WHAT IS EXPECTED:
Write out each line in which the string "title" is present.

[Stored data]
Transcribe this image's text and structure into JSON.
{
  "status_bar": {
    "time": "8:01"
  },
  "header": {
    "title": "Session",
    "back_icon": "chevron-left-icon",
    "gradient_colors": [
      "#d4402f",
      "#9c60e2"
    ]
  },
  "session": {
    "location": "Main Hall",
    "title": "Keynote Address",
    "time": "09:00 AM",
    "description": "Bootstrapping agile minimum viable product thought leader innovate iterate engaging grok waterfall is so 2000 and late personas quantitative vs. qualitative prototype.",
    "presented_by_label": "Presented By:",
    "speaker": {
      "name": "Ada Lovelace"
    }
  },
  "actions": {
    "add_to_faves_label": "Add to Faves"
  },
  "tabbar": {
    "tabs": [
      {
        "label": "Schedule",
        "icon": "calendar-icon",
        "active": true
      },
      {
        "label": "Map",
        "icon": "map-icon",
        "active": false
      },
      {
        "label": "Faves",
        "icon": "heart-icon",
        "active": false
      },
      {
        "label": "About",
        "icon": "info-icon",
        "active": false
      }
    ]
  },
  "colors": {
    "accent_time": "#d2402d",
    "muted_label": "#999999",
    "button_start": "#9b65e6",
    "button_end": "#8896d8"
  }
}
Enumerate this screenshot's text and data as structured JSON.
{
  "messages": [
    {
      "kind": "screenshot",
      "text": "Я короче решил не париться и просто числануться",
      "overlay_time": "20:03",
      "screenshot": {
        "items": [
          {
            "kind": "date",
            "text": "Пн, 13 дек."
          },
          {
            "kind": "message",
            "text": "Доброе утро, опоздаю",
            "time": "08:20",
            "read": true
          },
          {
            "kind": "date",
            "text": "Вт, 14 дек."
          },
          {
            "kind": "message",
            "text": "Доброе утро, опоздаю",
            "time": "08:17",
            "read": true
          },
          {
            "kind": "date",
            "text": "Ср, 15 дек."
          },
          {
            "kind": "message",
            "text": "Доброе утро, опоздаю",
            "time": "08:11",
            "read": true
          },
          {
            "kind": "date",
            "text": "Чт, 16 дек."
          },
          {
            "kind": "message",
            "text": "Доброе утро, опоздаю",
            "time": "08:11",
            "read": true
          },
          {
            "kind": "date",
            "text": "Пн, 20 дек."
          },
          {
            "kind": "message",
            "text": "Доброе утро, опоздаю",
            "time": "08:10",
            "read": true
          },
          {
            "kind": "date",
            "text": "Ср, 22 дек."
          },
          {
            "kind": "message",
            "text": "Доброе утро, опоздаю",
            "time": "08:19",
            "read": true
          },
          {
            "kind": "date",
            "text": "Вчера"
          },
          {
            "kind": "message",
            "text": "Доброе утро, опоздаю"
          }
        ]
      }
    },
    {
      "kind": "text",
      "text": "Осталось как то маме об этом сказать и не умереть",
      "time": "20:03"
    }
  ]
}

SOLUTION FOR THIS EXERCISE:
    "title": "Session",
    "title": "Keynote Address",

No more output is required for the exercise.